Items listed in a dataset
★ ★ ★ ★ ★
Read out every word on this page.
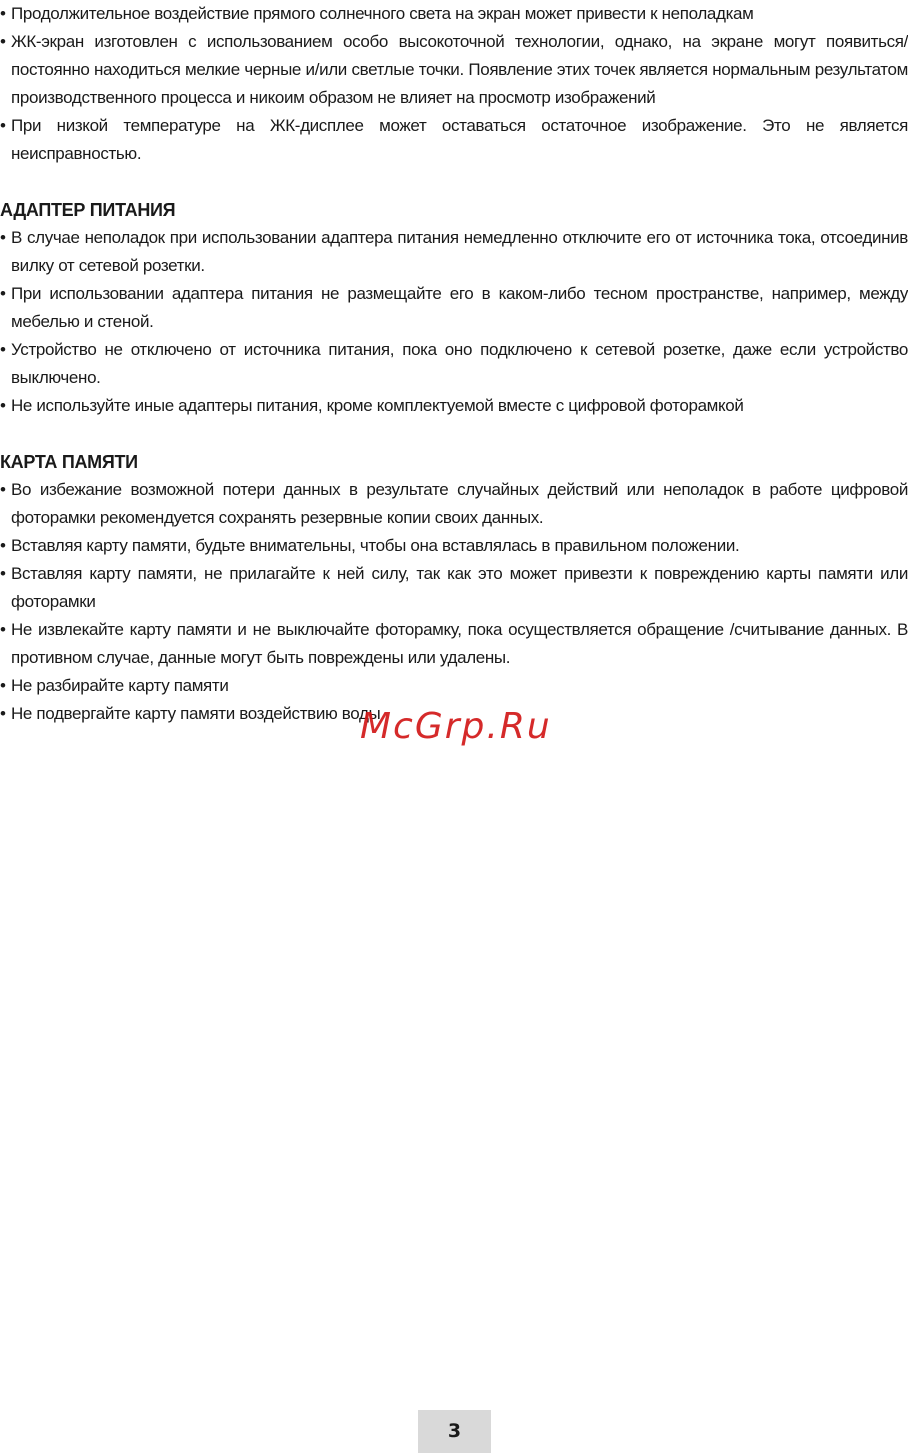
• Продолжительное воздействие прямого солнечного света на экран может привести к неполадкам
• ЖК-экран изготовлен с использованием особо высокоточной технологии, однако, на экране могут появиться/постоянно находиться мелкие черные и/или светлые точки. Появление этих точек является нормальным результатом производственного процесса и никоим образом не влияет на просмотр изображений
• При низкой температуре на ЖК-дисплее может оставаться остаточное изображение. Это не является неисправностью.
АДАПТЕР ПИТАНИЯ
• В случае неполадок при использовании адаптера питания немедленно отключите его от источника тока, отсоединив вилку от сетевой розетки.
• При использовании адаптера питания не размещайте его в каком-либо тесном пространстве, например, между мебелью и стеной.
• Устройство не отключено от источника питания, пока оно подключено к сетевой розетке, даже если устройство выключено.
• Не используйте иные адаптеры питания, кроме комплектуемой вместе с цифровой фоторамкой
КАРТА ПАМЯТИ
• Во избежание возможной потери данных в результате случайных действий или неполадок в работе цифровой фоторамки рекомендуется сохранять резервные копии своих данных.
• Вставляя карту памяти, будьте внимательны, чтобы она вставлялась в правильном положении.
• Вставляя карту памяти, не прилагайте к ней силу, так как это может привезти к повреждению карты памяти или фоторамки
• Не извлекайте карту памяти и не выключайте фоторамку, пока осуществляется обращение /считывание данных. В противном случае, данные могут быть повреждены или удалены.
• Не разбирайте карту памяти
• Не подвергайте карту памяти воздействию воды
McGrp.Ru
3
★ ★ ★ ★ ★
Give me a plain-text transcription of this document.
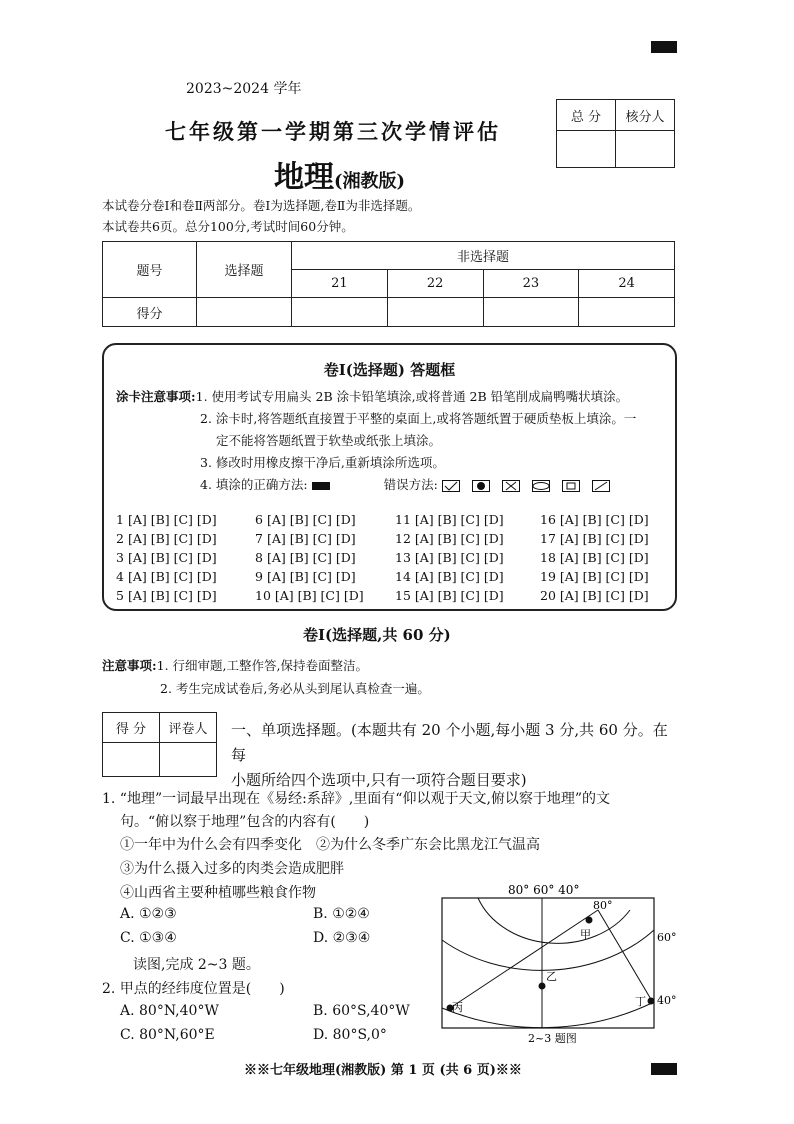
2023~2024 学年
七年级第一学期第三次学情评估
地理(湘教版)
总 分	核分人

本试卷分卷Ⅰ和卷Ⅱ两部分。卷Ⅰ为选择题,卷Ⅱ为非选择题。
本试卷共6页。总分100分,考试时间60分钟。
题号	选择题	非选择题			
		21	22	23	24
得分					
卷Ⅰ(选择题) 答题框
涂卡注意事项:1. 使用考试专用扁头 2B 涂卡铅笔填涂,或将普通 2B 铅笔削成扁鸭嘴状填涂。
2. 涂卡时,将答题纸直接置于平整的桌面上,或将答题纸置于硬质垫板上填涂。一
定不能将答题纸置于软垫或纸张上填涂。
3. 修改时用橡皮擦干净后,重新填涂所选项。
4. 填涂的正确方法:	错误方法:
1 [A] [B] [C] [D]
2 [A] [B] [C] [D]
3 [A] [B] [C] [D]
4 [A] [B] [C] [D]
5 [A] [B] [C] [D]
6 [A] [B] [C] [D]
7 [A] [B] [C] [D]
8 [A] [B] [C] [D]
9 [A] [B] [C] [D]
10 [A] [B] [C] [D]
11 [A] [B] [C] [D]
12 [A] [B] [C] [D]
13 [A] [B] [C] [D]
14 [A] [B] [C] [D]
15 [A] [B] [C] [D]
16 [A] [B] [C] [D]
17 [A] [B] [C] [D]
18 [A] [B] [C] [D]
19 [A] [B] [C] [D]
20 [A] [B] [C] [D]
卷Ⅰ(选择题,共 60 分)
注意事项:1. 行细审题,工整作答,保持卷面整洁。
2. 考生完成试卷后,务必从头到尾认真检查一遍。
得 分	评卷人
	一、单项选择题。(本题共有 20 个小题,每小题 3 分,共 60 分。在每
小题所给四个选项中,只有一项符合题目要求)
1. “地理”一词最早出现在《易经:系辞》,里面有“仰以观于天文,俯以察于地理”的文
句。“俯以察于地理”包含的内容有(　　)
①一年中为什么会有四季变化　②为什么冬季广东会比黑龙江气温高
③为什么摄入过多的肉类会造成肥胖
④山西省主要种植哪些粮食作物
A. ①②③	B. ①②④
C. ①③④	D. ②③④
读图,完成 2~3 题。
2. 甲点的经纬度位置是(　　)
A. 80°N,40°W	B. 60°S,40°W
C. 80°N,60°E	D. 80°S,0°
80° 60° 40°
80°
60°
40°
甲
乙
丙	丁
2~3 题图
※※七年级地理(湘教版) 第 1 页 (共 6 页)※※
★ ★ ★ ★ ★
Required work
Identify every line above with the string "использовании" in it. Copy those lines.

Output of the exercise
• В случае неполадок при использовании адаптера питания немедленно отключите его от источника тока, отсоединив вилку от сетевой розетки.
• При использовании адаптера питания не размещайте его в каком-либо тесном пространстве, например, между мебелью и стеной.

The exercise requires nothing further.